▶ **GOAL OF THE EXERCISE**
Take the material below and retype it in full; pictures are left out.

▶ **RAW DATA**
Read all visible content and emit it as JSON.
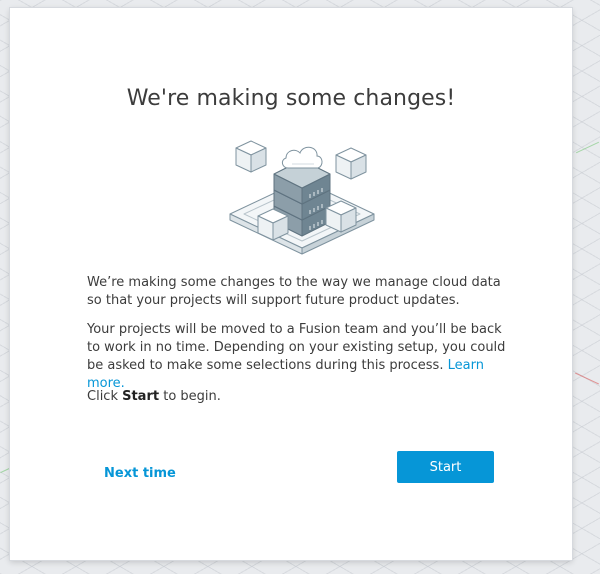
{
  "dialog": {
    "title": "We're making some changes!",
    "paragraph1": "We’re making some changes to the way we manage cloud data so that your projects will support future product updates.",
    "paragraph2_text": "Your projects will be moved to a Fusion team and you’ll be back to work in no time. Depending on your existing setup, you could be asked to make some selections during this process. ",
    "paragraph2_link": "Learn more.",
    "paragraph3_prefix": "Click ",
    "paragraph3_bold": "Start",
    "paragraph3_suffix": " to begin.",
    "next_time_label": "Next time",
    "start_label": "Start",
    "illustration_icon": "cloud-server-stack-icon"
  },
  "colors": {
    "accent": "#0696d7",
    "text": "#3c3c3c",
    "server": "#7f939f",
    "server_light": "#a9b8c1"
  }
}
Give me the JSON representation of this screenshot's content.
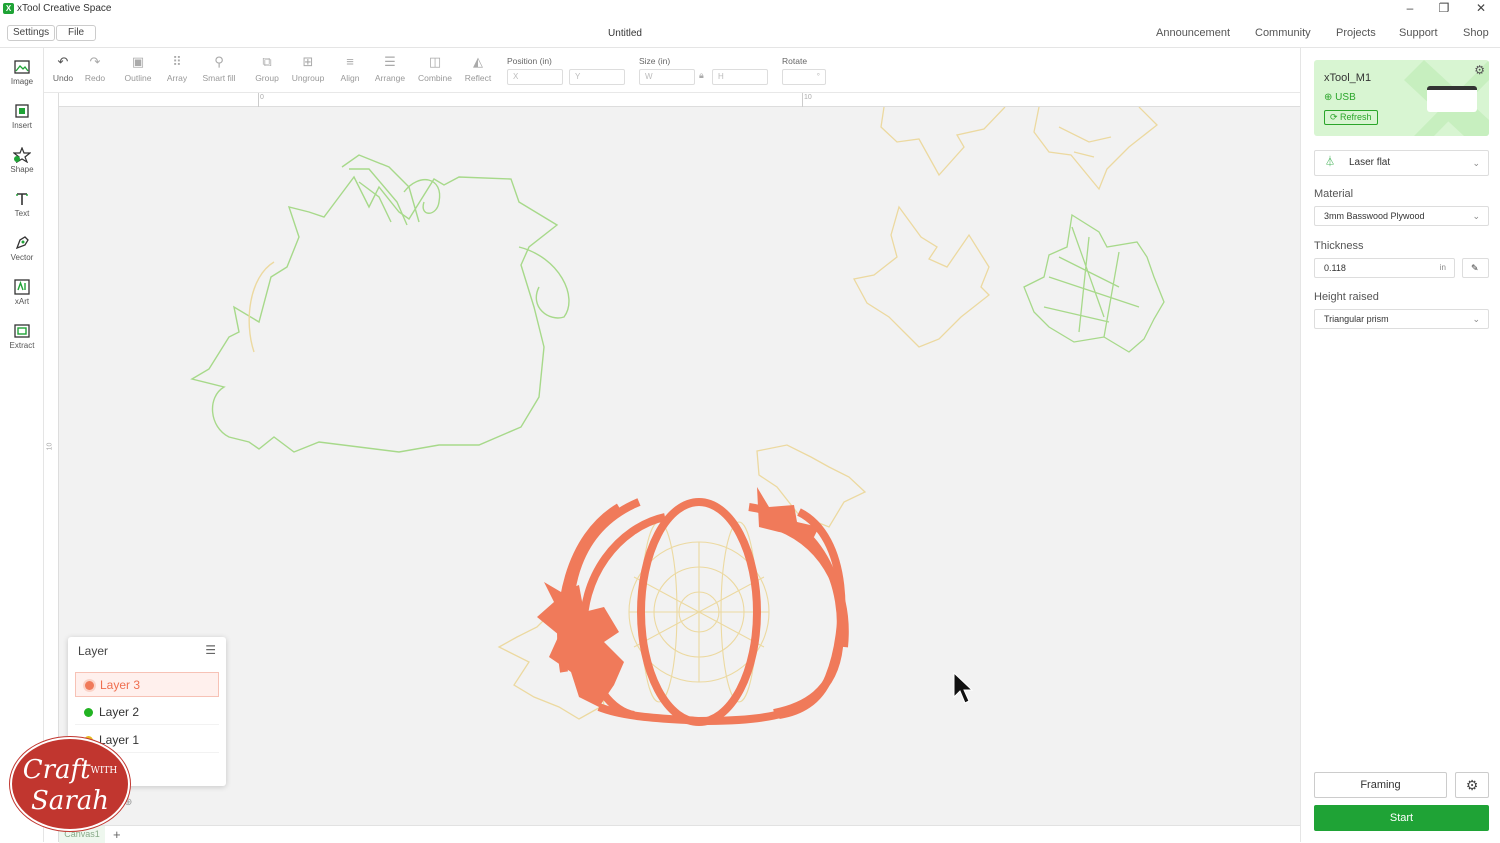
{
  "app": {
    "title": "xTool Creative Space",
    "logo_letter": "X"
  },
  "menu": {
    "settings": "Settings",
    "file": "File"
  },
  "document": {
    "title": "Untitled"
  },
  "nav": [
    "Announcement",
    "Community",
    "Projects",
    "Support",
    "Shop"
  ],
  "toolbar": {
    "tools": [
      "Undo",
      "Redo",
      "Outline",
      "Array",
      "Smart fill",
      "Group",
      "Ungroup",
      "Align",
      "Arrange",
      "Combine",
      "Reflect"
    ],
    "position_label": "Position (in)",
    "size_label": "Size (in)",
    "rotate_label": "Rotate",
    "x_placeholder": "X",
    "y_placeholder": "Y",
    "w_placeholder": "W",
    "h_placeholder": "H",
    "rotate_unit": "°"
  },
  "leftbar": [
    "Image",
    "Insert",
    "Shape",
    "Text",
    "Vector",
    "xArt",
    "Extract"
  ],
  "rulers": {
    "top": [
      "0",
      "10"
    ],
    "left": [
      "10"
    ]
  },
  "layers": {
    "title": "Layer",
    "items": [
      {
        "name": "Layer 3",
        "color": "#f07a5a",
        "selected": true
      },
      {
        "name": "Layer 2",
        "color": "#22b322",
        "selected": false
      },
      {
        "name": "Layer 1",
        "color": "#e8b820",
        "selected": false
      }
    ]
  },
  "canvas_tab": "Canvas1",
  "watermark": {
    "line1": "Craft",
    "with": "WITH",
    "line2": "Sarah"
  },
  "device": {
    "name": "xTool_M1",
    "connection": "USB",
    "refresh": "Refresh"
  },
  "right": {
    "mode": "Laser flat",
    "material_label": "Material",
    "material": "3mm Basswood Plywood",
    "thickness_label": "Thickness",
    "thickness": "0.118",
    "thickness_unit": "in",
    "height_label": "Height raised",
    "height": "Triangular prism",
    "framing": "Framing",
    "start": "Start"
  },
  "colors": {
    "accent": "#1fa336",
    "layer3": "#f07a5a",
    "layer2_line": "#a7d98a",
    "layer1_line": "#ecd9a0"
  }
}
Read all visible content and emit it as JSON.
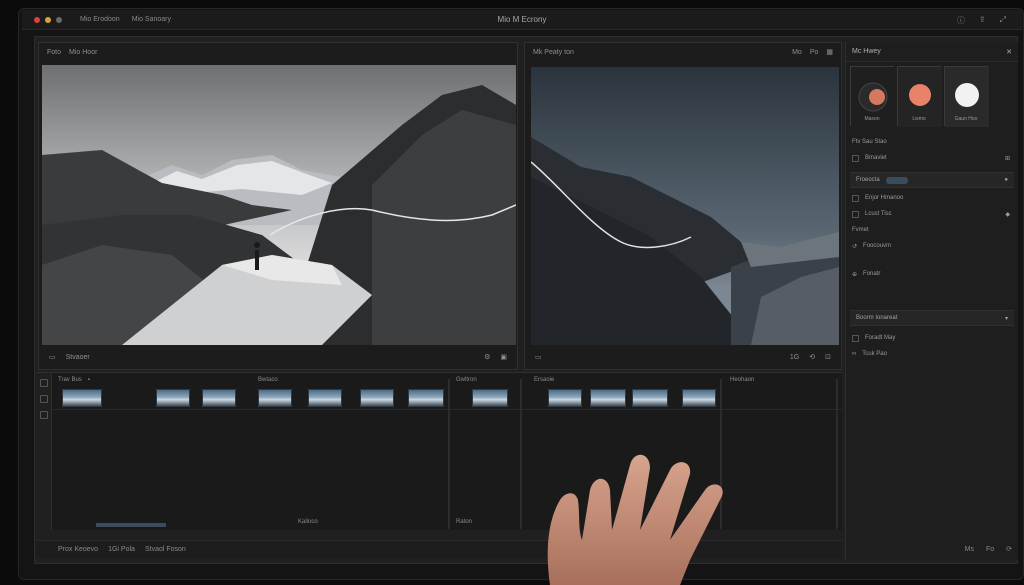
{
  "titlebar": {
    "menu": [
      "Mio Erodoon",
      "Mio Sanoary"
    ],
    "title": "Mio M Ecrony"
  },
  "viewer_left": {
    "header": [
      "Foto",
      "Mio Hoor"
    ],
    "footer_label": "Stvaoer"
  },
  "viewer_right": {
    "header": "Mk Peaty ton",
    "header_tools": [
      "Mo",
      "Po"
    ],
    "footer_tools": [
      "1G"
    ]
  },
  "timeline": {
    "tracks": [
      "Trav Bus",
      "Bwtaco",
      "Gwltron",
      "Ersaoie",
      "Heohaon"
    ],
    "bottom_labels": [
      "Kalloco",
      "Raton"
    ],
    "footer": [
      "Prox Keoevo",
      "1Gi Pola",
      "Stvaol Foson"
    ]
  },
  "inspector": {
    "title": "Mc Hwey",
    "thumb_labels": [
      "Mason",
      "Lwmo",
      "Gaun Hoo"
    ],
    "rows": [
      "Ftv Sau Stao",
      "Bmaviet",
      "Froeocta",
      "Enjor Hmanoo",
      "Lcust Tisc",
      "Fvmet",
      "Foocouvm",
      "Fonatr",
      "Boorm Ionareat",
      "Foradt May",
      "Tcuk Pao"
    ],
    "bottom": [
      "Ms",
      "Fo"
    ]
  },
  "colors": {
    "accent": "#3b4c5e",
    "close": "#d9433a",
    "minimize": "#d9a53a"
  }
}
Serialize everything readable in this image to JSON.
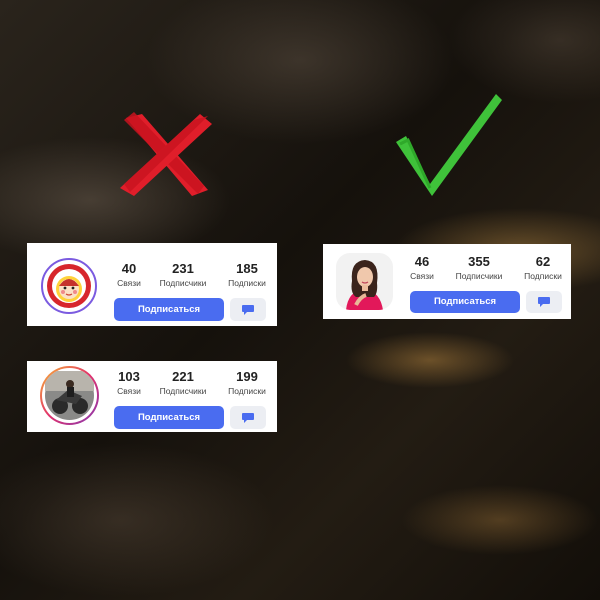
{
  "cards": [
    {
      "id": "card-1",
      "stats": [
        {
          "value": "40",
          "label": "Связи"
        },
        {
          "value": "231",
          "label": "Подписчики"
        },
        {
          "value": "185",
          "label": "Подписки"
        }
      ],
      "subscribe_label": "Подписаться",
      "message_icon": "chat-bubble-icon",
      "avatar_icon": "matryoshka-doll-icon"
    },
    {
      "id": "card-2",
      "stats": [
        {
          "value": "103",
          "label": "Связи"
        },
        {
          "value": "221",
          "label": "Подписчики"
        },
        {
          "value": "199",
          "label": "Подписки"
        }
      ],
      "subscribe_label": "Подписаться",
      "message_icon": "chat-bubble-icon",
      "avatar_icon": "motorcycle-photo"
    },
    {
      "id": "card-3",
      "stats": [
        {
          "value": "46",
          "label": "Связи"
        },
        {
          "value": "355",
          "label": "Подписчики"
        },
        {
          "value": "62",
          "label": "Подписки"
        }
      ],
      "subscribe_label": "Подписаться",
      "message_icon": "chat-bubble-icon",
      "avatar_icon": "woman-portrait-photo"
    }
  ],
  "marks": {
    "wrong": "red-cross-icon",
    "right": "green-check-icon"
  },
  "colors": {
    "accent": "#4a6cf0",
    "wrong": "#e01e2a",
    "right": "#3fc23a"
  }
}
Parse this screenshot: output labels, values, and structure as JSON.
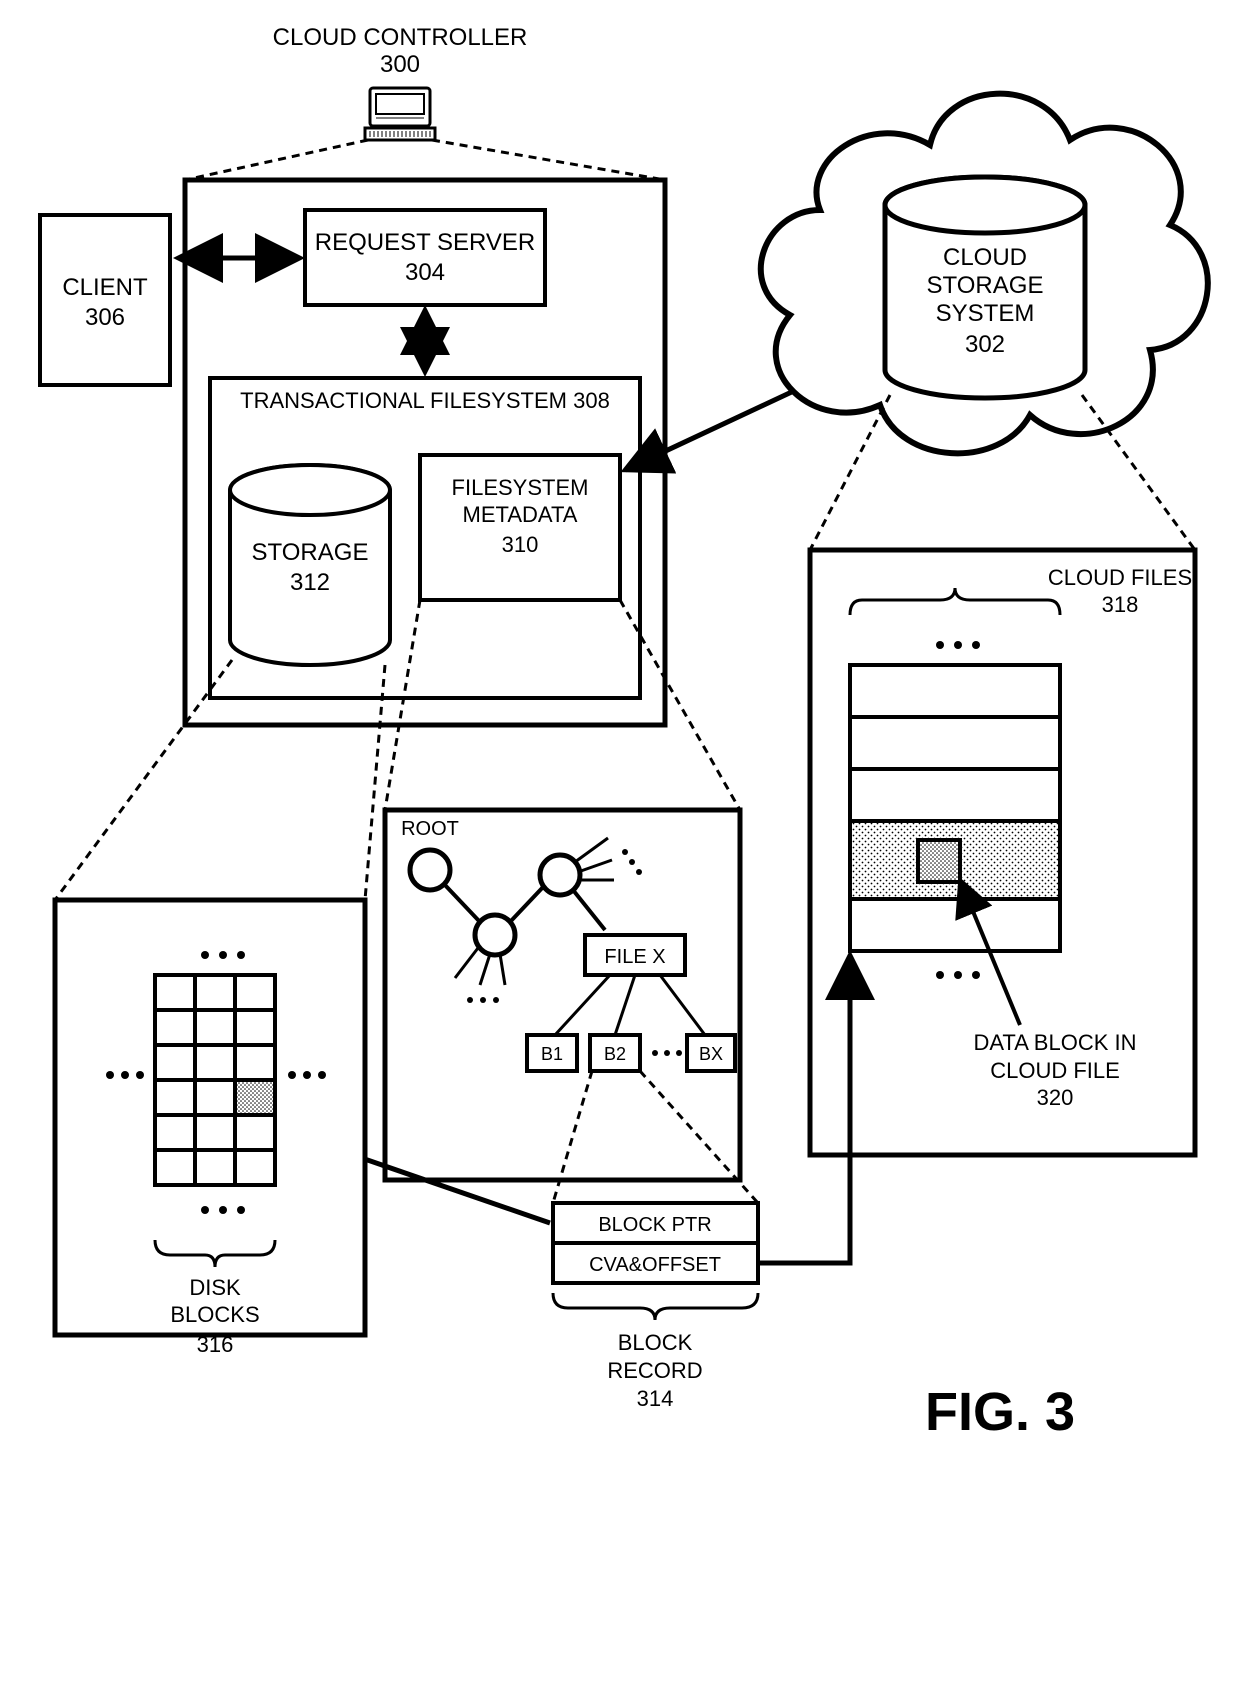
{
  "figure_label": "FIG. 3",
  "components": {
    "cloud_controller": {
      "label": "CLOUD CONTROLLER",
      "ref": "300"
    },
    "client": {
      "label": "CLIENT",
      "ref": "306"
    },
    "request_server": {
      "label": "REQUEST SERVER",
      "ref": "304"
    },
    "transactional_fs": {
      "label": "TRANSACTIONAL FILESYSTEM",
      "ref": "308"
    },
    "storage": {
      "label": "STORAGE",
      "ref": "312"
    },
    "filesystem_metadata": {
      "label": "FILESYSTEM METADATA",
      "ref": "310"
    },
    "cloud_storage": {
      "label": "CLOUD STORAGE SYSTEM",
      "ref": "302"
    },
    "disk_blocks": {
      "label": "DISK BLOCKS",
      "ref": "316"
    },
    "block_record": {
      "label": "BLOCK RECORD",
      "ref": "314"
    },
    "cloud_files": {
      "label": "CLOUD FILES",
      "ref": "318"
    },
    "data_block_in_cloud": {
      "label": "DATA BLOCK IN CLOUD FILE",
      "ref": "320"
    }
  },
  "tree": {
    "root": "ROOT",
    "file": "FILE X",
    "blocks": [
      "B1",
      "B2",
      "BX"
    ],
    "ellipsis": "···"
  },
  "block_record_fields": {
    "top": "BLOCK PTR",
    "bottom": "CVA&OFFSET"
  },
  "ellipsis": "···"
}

▶ **THE SOLUTION**
Read all visible content and emit it as JSON.
{
  "dialog": {
    "title": "We're making some changes!",
    "paragraph1": "We’re making some changes to the way we manage cloud data so that your projects will support future product updates.",
    "paragraph2_text": "Your projects will be moved to a Fusion team and you’ll be back to work in no time. Depending on your existing setup, you could be asked to make some selections during this process. ",
    "paragraph2_link": "Learn more.",
    "paragraph3_prefix": "Click ",
    "paragraph3_bold": "Start",
    "paragraph3_suffix": " to begin.",
    "next_time_label": "Next time",
    "start_label": "Start",
    "illustration_icon": "cloud-server-stack-icon"
  },
  "colors": {
    "accent": "#0696d7",
    "text": "#3c3c3c",
    "server": "#7f939f",
    "server_light": "#a9b8c1"
  }
}
Give me the JSON representation of this screenshot's content.
{
  "app": {
    "title": "xTool Creative Space",
    "logo_letter": "X"
  },
  "menu": {
    "settings": "Settings",
    "file": "File"
  },
  "document": {
    "title": "Untitled"
  },
  "nav": [
    "Announcement",
    "Community",
    "Projects",
    "Support",
    "Shop"
  ],
  "toolbar": {
    "tools": [
      "Undo",
      "Redo",
      "Outline",
      "Array",
      "Smart fill",
      "Group",
      "Ungroup",
      "Align",
      "Arrange",
      "Combine",
      "Reflect"
    ],
    "position_label": "Position (in)",
    "size_label": "Size (in)",
    "rotate_label": "Rotate",
    "x_placeholder": "X",
    "y_placeholder": "Y",
    "w_placeholder": "W",
    "h_placeholder": "H",
    "rotate_unit": "°"
  },
  "leftbar": [
    "Image",
    "Insert",
    "Shape",
    "Text",
    "Vector",
    "xArt",
    "Extract"
  ],
  "rulers": {
    "top": [
      "0",
      "10"
    ],
    "left": [
      "10"
    ]
  },
  "layers": {
    "title": "Layer",
    "items": [
      {
        "name": "Layer 3",
        "color": "#f07a5a",
        "selected": true
      },
      {
        "name": "Layer 2",
        "color": "#22b322",
        "selected": false
      },
      {
        "name": "Layer 1",
        "color": "#e8b820",
        "selected": false
      }
    ]
  },
  "canvas_tab": "Canvas1",
  "watermark": {
    "line1": "Craft",
    "with": "WITH",
    "line2": "Sarah"
  },
  "device": {
    "name": "xTool_M1",
    "connection": "USB",
    "refresh": "Refresh"
  },
  "right": {
    "mode": "Laser flat",
    "material_label": "Material",
    "material": "3mm Basswood Plywood",
    "thickness_label": "Thickness",
    "thickness": "0.118",
    "thickness_unit": "in",
    "height_label": "Height raised",
    "height": "Triangular prism",
    "framing": "Framing",
    "start": "Start"
  },
  "colors": {
    "accent": "#1fa336",
    "layer3": "#f07a5a",
    "layer2_line": "#a7d98a",
    "layer1_line": "#ecd9a0"
  }
}
Read all visible content and emit it as JSON.
{
  "titlebar": {
    "menu": [
      "Mio Erodoon",
      "Mio Sanoary"
    ],
    "title": "Mio M Ecrony"
  },
  "viewer_left": {
    "header": [
      "Foto",
      "Mio Hoor"
    ],
    "footer_label": "Stvaoer"
  },
  "viewer_right": {
    "header": "Mk Peaty ton",
    "header_tools": [
      "Mo",
      "Po"
    ],
    "footer_tools": [
      "1G"
    ]
  },
  "timeline": {
    "tracks": [
      "Trav Bus",
      "Bwtaco",
      "Gwltron",
      "Ersaoie",
      "Heohaon"
    ],
    "bottom_labels": [
      "Kalloco",
      "Raton"
    ],
    "footer": [
      "Prox Keoevo",
      "1Gi Pola",
      "Stvaol Foson"
    ]
  },
  "inspector": {
    "title": "Mc Hwey",
    "thumb_labels": [
      "Mason",
      "Lwmo",
      "Gaun Hoo"
    ],
    "rows": [
      "Ftv Sau Stao",
      "Bmaviet",
      "Froeocta",
      "Enjor Hmanoo",
      "Lcust Tisc",
      "Fvmet",
      "Foocouvm",
      "Fonatr",
      "Boorm Ionareat",
      "Foradt May",
      "Tcuk Pao"
    ],
    "bottom": [
      "Ms",
      "Fo"
    ]
  },
  "colors": {
    "accent": "#3b4c5e",
    "close": "#d9433a",
    "minimize": "#d9a53a"
  }
}
Serialize everything readable in this image to JSON.
{
  "cards": [
    {
      "id": "card-1",
      "stats": [
        {
          "value": "40",
          "label": "Связи"
        },
        {
          "value": "231",
          "label": "Подписчики"
        },
        {
          "value": "185",
          "label": "Подписки"
        }
      ],
      "subscribe_label": "Подписаться",
      "message_icon": "chat-bubble-icon",
      "avatar_icon": "matryoshka-doll-icon"
    },
    {
      "id": "card-2",
      "stats": [
        {
          "value": "103",
          "label": "Связи"
        },
        {
          "value": "221",
          "label": "Подписчики"
        },
        {
          "value": "199",
          "label": "Подписки"
        }
      ],
      "subscribe_label": "Подписаться",
      "message_icon": "chat-bubble-icon",
      "avatar_icon": "motorcycle-photo"
    },
    {
      "id": "card-3",
      "stats": [
        {
          "value": "46",
          "label": "Связи"
        },
        {
          "value": "355",
          "label": "Подписчики"
        },
        {
          "value": "62",
          "label": "Подписки"
        }
      ],
      "subscribe_label": "Подписаться",
      "message_icon": "chat-bubble-icon",
      "avatar_icon": "woman-portrait-photo"
    }
  ],
  "marks": {
    "wrong": "red-cross-icon",
    "right": "green-check-icon"
  },
  "colors": {
    "accent": "#4a6cf0",
    "wrong": "#e01e2a",
    "right": "#3fc23a"
  }
}
Parse this screenshot: output labels, values, and structure as JSON.
{
  "figure_label": "FIG. 3",
  "components": {
    "cloud_controller": {
      "label": "CLOUD CONTROLLER",
      "ref": "300"
    },
    "client": {
      "label": "CLIENT",
      "ref": "306"
    },
    "request_server": {
      "label": "REQUEST SERVER",
      "ref": "304"
    },
    "transactional_fs": {
      "label": "TRANSACTIONAL FILESYSTEM",
      "ref": "308"
    },
    "storage": {
      "label": "STORAGE",
      "ref": "312"
    },
    "filesystem_metadata": {
      "label": "FILESYSTEM METADATA",
      "ref": "310"
    },
    "cloud_storage": {
      "label": "CLOUD STORAGE SYSTEM",
      "ref": "302"
    },
    "disk_blocks": {
      "label": "DISK BLOCKS",
      "ref": "316"
    },
    "block_record": {
      "label": "BLOCK RECORD",
      "ref": "314"
    },
    "cloud_files": {
      "label": "CLOUD FILES",
      "ref": "318"
    },
    "data_block_in_cloud": {
      "label": "DATA BLOCK IN CLOUD FILE",
      "ref": "320"
    }
  },
  "tree": {
    "root": "ROOT",
    "file": "FILE X",
    "blocks": [
      "B1",
      "B2",
      "BX"
    ],
    "ellipsis": "···"
  },
  "block_record_fields": {
    "top": "BLOCK PTR",
    "bottom": "CVA&OFFSET"
  },
  "ellipsis": "···"
}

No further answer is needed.